» Data extract
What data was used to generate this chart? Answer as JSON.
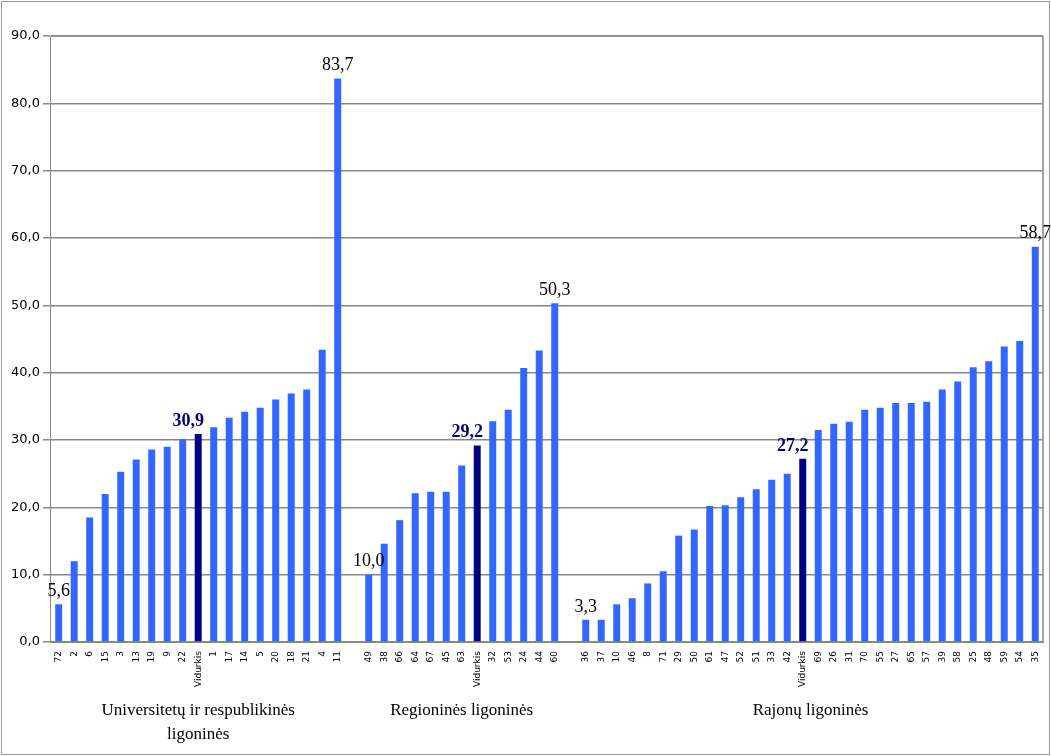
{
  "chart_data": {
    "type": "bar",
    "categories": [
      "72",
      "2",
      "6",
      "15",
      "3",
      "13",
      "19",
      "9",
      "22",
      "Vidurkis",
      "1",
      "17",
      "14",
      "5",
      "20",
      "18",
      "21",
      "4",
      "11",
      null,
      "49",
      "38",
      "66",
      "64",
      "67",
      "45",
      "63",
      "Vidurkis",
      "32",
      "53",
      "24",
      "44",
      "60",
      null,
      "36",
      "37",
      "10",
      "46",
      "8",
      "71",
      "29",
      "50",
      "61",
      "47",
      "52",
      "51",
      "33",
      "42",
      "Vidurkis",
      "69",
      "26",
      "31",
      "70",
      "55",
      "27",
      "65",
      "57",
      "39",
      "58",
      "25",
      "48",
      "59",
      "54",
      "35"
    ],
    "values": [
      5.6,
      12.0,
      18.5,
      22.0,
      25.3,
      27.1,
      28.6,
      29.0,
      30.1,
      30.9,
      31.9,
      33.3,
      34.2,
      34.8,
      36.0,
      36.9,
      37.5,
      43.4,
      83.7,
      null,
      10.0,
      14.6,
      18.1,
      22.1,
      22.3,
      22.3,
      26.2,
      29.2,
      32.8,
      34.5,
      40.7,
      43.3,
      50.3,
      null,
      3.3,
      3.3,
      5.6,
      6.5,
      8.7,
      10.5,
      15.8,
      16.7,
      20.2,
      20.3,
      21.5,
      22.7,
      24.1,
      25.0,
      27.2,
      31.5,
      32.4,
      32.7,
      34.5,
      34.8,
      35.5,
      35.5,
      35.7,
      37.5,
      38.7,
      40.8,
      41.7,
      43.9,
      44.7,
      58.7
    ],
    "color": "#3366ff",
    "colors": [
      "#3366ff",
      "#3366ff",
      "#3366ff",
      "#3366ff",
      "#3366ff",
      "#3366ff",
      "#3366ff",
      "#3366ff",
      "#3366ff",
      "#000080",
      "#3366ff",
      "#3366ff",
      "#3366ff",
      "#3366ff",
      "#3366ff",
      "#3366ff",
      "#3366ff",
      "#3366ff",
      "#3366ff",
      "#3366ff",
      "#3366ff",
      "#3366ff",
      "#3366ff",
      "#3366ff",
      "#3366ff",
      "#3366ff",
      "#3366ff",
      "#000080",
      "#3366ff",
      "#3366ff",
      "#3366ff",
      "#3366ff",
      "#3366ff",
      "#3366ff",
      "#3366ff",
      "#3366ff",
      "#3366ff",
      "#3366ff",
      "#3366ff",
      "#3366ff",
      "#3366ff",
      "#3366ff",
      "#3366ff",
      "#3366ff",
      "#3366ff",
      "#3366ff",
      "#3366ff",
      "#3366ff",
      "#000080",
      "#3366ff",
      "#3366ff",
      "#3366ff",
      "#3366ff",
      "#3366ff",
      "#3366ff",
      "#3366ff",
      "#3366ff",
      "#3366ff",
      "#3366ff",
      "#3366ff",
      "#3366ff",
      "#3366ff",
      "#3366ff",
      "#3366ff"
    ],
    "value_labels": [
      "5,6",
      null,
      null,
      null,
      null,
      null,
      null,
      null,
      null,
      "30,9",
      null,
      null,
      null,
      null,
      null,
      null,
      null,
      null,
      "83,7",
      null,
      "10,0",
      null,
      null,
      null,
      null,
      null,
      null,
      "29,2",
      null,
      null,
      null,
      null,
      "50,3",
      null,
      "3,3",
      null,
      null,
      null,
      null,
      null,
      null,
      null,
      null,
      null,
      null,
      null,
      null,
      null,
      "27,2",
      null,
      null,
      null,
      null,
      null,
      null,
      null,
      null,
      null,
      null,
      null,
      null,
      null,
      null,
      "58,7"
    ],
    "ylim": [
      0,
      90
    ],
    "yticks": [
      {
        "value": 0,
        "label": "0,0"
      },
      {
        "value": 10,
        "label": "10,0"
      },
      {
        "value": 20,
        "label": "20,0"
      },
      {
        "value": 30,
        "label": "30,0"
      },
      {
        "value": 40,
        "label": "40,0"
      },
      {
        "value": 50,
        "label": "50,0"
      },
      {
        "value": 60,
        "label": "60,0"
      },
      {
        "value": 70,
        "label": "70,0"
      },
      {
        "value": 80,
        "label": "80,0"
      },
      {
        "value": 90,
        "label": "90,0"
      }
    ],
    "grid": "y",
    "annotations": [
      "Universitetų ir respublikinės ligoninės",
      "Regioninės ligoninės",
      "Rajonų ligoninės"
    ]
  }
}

---

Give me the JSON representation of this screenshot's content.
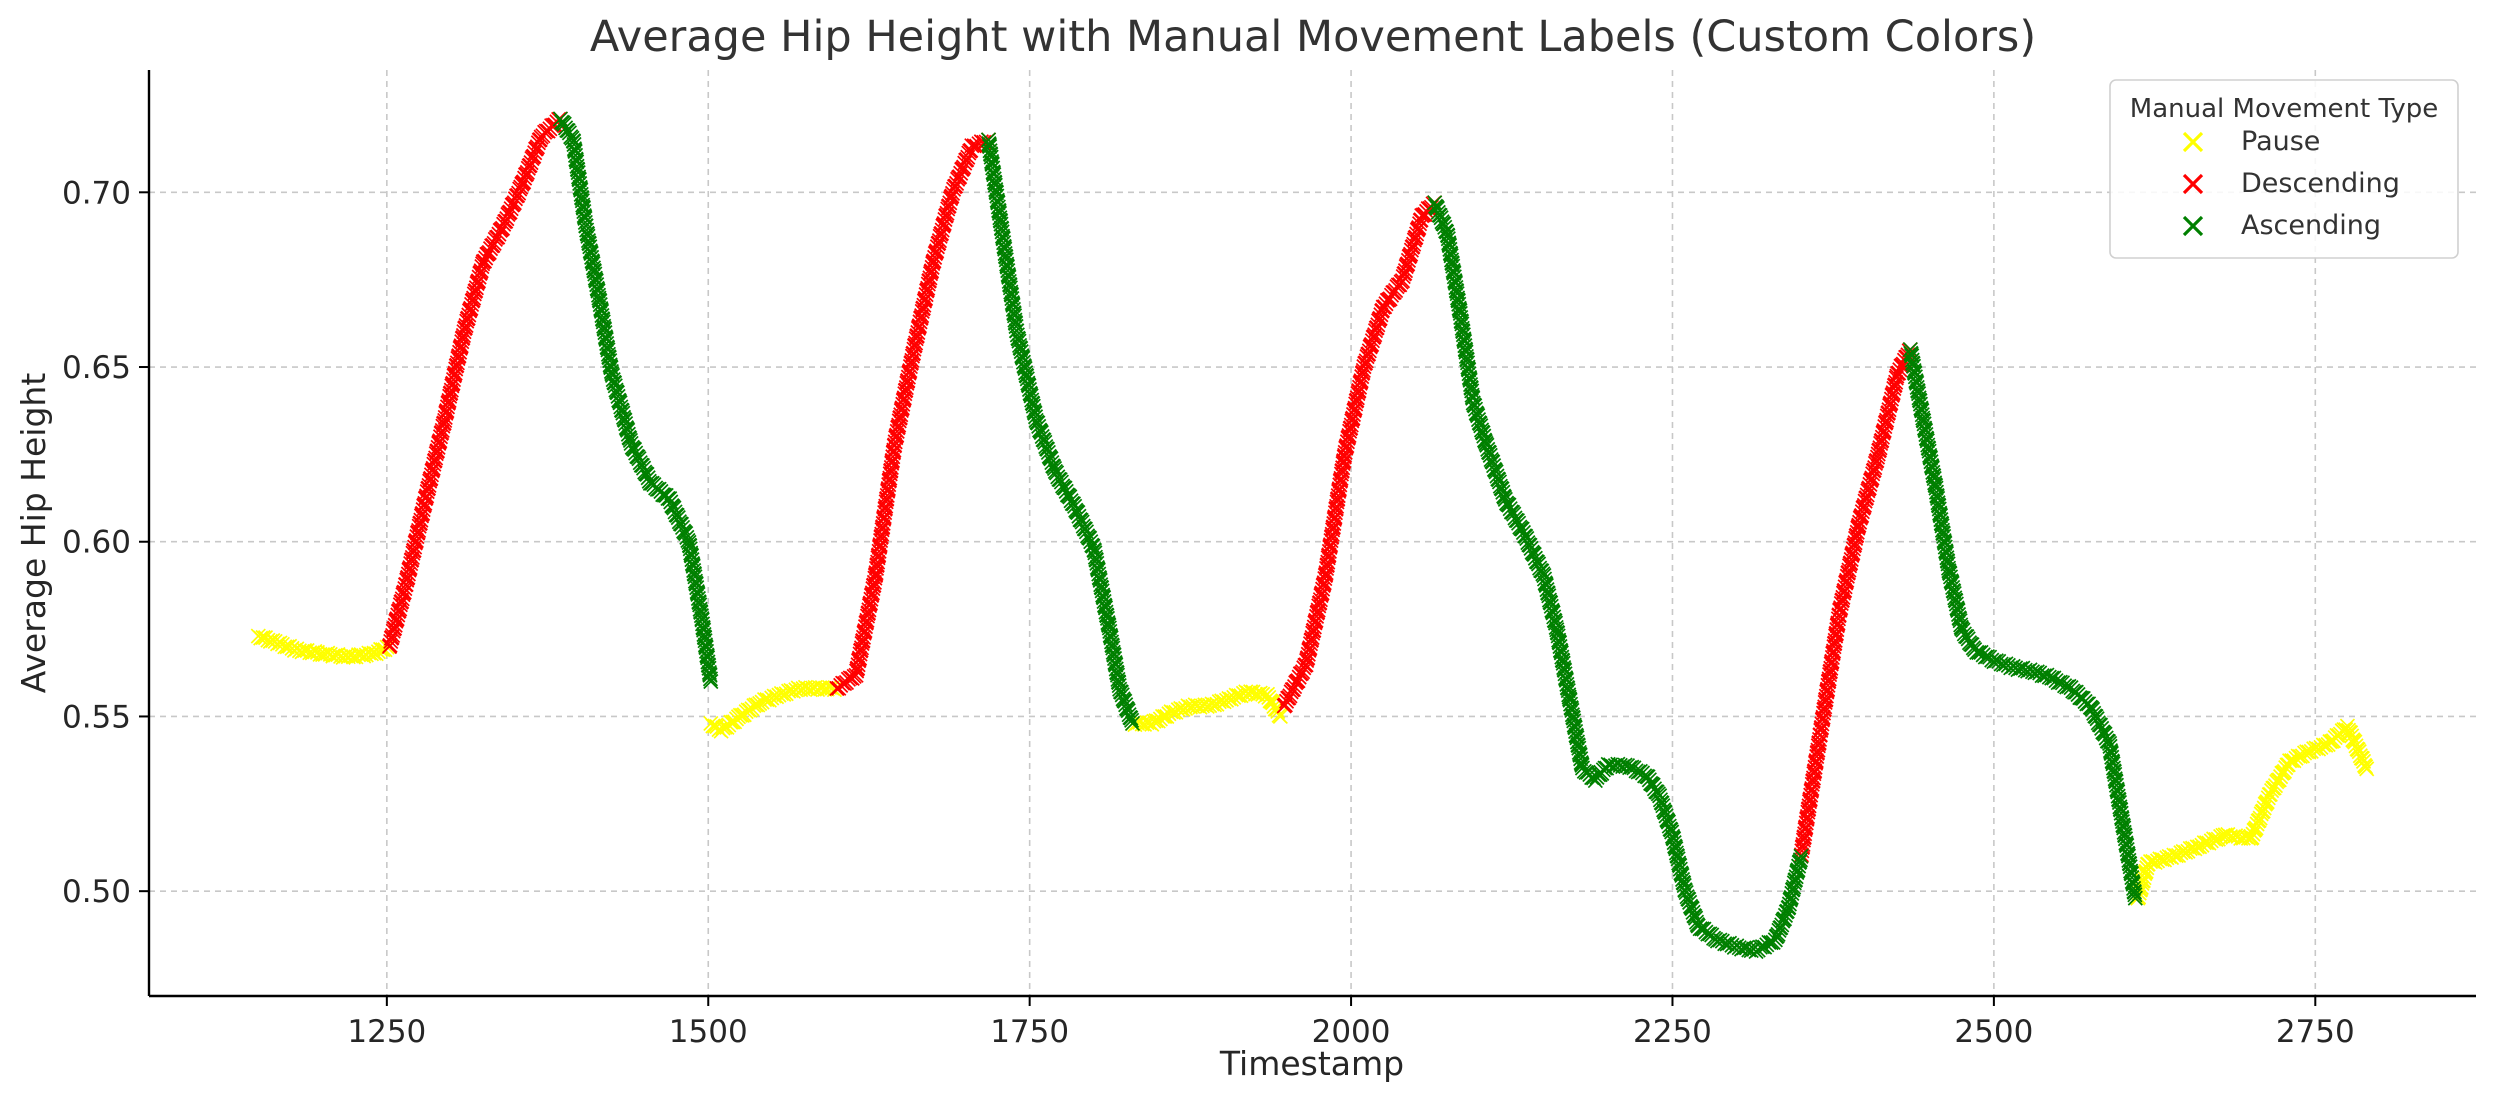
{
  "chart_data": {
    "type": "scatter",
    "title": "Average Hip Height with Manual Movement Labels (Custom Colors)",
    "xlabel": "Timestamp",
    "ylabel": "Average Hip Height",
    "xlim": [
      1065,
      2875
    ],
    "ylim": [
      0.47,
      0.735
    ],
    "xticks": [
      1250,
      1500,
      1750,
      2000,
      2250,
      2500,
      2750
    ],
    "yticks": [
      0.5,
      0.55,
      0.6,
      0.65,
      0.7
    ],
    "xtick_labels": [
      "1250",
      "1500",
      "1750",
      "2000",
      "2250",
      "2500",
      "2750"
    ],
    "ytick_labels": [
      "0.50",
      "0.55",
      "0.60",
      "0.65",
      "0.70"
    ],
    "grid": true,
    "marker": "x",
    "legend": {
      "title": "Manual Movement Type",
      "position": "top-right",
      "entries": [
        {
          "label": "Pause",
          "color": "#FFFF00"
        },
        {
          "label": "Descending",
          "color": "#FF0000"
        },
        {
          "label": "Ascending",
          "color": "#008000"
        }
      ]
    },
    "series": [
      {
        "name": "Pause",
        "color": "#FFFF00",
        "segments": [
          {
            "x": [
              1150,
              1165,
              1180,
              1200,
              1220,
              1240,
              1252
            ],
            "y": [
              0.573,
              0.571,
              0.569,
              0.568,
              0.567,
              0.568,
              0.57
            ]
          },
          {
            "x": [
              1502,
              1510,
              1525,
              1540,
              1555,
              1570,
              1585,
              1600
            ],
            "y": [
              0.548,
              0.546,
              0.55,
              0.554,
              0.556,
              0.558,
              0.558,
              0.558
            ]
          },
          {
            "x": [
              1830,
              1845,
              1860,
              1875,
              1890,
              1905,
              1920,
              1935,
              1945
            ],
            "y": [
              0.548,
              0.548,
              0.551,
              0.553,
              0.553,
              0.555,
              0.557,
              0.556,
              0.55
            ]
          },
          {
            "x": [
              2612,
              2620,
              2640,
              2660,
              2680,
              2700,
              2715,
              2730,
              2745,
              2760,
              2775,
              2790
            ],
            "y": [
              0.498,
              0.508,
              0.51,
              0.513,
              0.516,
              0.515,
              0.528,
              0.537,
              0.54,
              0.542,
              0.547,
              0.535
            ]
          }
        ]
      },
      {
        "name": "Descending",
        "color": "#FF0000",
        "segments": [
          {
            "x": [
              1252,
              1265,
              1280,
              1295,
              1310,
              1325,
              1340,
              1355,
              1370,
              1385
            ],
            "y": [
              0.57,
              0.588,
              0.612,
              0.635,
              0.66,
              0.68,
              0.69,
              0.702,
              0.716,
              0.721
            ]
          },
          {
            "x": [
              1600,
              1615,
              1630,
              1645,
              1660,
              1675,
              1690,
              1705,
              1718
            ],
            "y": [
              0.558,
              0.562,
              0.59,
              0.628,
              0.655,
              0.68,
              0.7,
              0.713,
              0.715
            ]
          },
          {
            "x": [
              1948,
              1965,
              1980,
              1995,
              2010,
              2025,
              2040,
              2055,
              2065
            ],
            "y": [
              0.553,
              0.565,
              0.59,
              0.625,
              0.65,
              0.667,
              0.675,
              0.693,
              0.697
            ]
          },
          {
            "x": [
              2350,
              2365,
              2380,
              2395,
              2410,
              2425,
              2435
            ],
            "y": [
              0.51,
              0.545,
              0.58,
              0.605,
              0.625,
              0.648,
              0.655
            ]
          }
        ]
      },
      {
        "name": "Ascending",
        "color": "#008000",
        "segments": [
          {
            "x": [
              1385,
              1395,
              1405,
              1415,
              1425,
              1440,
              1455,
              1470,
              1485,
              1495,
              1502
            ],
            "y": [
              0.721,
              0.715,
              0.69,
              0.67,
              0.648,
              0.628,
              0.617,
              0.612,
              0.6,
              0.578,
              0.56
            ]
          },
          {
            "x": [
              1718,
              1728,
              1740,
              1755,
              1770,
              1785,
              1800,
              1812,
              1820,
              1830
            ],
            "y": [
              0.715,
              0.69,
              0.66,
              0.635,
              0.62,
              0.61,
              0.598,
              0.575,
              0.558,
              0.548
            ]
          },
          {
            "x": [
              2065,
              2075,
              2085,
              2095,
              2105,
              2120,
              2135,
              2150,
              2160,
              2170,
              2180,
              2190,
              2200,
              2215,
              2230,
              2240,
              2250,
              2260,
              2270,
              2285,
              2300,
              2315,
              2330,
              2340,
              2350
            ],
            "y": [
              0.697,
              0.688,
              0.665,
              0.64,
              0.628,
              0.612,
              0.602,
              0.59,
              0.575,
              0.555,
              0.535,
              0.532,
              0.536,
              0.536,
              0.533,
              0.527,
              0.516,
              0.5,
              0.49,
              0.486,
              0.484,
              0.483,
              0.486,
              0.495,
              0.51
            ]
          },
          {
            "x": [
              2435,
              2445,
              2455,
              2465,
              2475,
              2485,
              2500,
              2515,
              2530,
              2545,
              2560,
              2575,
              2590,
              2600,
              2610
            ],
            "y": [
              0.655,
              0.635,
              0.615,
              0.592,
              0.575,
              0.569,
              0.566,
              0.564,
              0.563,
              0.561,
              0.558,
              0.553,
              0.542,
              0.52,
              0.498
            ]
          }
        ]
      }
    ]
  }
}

» What this task involves
Out of the material above, gather each line where "Movement" appears.

» Response to this exercise
    "title": "Average Hip Height with Manual Movement Labels (Custom Colors)",
      "title": "Manual Movement Type",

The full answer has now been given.